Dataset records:
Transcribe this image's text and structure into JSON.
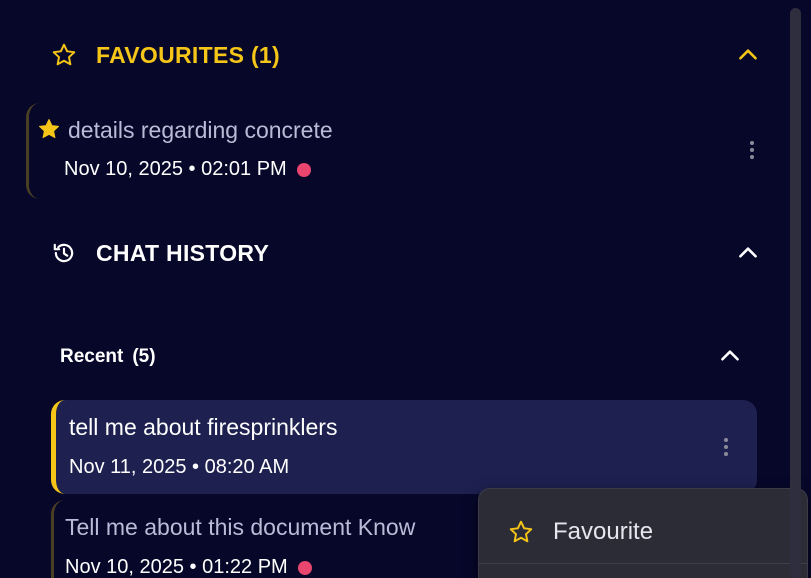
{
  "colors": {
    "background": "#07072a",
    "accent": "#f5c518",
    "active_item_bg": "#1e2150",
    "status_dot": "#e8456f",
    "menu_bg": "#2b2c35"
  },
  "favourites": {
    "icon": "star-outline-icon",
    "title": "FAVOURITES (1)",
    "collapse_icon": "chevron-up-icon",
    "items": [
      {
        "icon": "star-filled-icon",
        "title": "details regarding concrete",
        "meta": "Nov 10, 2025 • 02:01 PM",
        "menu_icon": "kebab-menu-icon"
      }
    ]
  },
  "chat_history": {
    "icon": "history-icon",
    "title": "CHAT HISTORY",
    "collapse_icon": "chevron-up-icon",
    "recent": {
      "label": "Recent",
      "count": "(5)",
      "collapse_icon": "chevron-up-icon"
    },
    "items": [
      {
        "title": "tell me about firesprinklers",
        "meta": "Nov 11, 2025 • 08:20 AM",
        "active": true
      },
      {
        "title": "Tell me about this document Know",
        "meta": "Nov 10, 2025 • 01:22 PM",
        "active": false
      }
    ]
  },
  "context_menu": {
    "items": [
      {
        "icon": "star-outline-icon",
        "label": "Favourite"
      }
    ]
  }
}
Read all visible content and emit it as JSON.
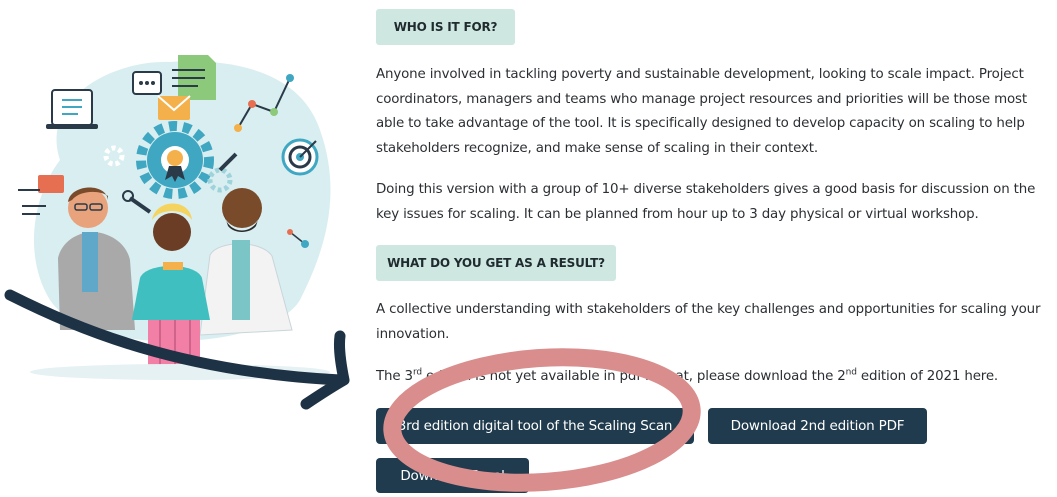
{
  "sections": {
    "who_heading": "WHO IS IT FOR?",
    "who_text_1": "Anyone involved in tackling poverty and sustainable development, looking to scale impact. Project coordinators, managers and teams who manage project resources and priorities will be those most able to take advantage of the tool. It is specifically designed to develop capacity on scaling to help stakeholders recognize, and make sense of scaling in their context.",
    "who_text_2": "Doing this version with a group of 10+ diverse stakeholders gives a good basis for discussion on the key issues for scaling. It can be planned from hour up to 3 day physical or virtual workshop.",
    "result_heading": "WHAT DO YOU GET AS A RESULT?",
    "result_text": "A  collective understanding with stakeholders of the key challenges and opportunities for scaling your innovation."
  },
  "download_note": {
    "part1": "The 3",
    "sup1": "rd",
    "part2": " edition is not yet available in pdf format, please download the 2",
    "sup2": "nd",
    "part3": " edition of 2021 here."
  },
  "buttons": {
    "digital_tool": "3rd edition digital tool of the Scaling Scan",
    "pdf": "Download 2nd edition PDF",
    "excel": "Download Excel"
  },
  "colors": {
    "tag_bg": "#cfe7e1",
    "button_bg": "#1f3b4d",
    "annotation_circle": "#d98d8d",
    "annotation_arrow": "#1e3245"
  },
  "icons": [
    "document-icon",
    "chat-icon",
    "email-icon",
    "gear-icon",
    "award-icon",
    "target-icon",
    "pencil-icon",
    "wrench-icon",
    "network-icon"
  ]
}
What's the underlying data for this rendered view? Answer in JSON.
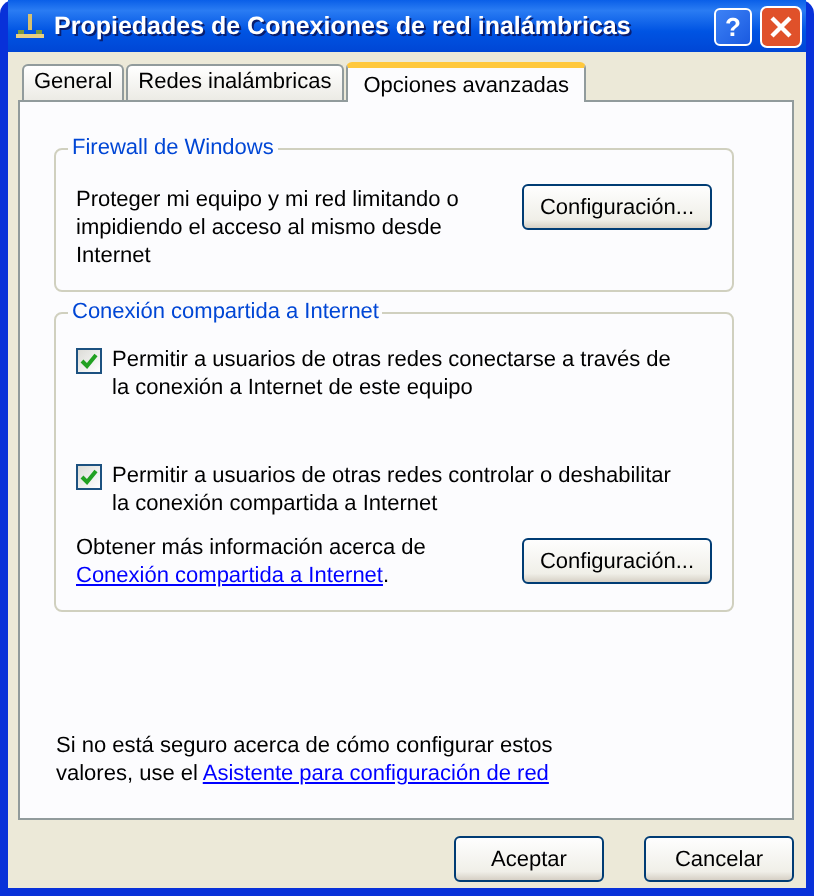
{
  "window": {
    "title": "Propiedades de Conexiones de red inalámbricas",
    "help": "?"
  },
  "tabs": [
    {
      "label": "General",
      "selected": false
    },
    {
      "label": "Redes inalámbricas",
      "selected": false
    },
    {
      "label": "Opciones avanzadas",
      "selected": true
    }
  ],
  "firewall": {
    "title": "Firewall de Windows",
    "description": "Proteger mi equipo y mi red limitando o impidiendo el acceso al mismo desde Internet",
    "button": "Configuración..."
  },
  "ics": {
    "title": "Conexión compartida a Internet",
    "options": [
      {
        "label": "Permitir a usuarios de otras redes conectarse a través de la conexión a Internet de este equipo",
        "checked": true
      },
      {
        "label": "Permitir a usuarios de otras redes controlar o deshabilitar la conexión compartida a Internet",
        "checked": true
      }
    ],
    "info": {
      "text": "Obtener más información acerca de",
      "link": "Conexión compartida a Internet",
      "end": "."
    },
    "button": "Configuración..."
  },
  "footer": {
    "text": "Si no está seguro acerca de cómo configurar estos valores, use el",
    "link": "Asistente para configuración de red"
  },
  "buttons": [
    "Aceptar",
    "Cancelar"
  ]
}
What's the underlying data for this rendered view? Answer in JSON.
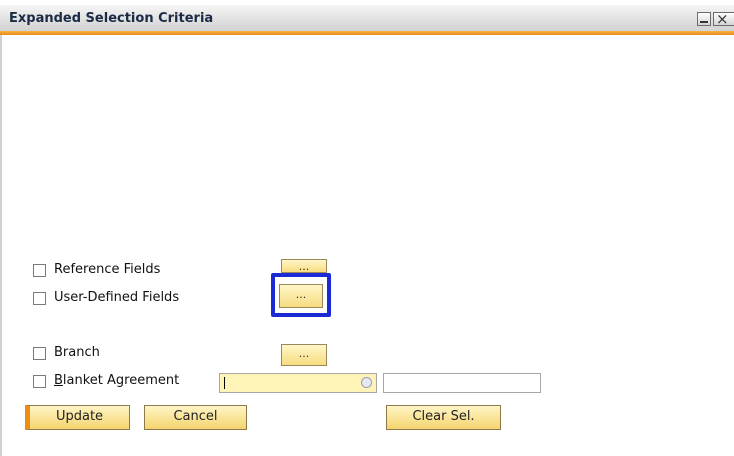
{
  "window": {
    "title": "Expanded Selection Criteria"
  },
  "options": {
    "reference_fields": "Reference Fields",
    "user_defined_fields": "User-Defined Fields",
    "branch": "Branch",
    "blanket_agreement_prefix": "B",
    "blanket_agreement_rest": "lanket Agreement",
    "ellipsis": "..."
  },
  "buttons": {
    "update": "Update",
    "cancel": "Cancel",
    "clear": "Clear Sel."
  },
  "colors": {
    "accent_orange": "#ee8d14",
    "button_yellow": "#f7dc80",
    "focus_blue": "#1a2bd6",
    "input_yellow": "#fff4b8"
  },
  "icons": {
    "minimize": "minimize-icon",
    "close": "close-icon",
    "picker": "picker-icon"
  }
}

## Given task
Every entry must be transcribed exactly. Pictures do not belong in the copy.

## Solution to this task
Transcribe this image's text and structure into JSON.
{
  "colors": {
    "background": "#07072a",
    "accent": "#f5c518",
    "active_item_bg": "#1e2150",
    "status_dot": "#e8456f",
    "menu_bg": "#2b2c35"
  },
  "favourites": {
    "icon": "star-outline-icon",
    "title": "FAVOURITES (1)",
    "collapse_icon": "chevron-up-icon",
    "items": [
      {
        "icon": "star-filled-icon",
        "title": "details regarding concrete",
        "meta": "Nov 10, 2025 • 02:01 PM",
        "menu_icon": "kebab-menu-icon"
      }
    ]
  },
  "chat_history": {
    "icon": "history-icon",
    "title": "CHAT HISTORY",
    "collapse_icon": "chevron-up-icon",
    "recent": {
      "label": "Recent",
      "count": "(5)",
      "collapse_icon": "chevron-up-icon"
    },
    "items": [
      {
        "title": "tell me about firesprinklers",
        "meta": "Nov 11, 2025 • 08:20 AM",
        "active": true
      },
      {
        "title": "Tell me about this document Know",
        "meta": "Nov 10, 2025 • 01:22 PM",
        "active": false
      }
    ]
  },
  "context_menu": {
    "items": [
      {
        "icon": "star-outline-icon",
        "label": "Favourite"
      }
    ]
  }
}
Read all visible content and emit it as JSON.
{
  "sections": {
    "who_heading": "WHO IS IT FOR?",
    "who_text_1": "Anyone involved in tackling poverty and sustainable development, looking to scale impact. Project coordinators, managers and teams who manage project resources and priorities will be those most able to take advantage of the tool. It is specifically designed to develop capacity on scaling to help stakeholders recognize, and make sense of scaling in their context.",
    "who_text_2": "Doing this version with a group of 10+ diverse stakeholders gives a good basis for discussion on the key issues for scaling. It can be planned from hour up to 3 day physical or virtual workshop.",
    "result_heading": "WHAT DO YOU GET AS A RESULT?",
    "result_text": "A  collective understanding with stakeholders of the key challenges and opportunities for scaling your innovation."
  },
  "download_note": {
    "part1": "The 3",
    "sup1": "rd",
    "part2": " edition is not yet available in pdf format, please download the 2",
    "sup2": "nd",
    "part3": " edition of 2021 here."
  },
  "buttons": {
    "digital_tool": "3rd edition digital tool of the Scaling Scan",
    "pdf": "Download 2nd edition PDF",
    "excel": "Download Excel"
  },
  "colors": {
    "tag_bg": "#cfe7e1",
    "button_bg": "#1f3b4d",
    "annotation_circle": "#d98d8d",
    "annotation_arrow": "#1e3245"
  },
  "icons": [
    "document-icon",
    "chat-icon",
    "email-icon",
    "gear-icon",
    "award-icon",
    "target-icon",
    "pencil-icon",
    "wrench-icon",
    "network-icon"
  ]
}
What's the underlying data for this rendered view? Answer in JSON.
{
  "window": {
    "title": "Propiedades de Conexiones de red inalámbricas",
    "help": "?"
  },
  "tabs": [
    {
      "label": "General",
      "selected": false
    },
    {
      "label": "Redes inalámbricas",
      "selected": false
    },
    {
      "label": "Opciones avanzadas",
      "selected": true
    }
  ],
  "firewall": {
    "title": "Firewall de Windows",
    "description": "Proteger mi equipo y mi red limitando o impidiendo el acceso al mismo desde Internet",
    "button": "Configuración..."
  },
  "ics": {
    "title": "Conexión compartida a Internet",
    "options": [
      {
        "label": "Permitir a usuarios de otras redes conectarse a través de la conexión a Internet de este equipo",
        "checked": true
      },
      {
        "label": "Permitir a usuarios de otras redes controlar o deshabilitar la conexión compartida a Internet",
        "checked": true
      }
    ],
    "info": {
      "text": "Obtener más información acerca de",
      "link": "Conexión compartida a Internet",
      "end": "."
    },
    "button": "Configuración..."
  },
  "footer": {
    "text": "Si no está seguro acerca de cómo configurar estos valores, use el",
    "link": "Asistente para configuración de red"
  },
  "buttons": [
    "Aceptar",
    "Cancelar"
  ]
}
What's the underlying data for this rendered view? Answer in JSON.
{
  "window": {
    "title": "Expanded Selection Criteria"
  },
  "options": {
    "reference_fields": "Reference Fields",
    "user_defined_fields": "User-Defined Fields",
    "branch": "Branch",
    "blanket_agreement_prefix": "B",
    "blanket_agreement_rest": "lanket Agreement",
    "ellipsis": "..."
  },
  "buttons": {
    "update": "Update",
    "cancel": "Cancel",
    "clear": "Clear Sel."
  },
  "colors": {
    "accent_orange": "#ee8d14",
    "button_yellow": "#f7dc80",
    "focus_blue": "#1a2bd6",
    "input_yellow": "#fff4b8"
  },
  "icons": {
    "minimize": "minimize-icon",
    "close": "close-icon",
    "picker": "picker-icon"
  }
}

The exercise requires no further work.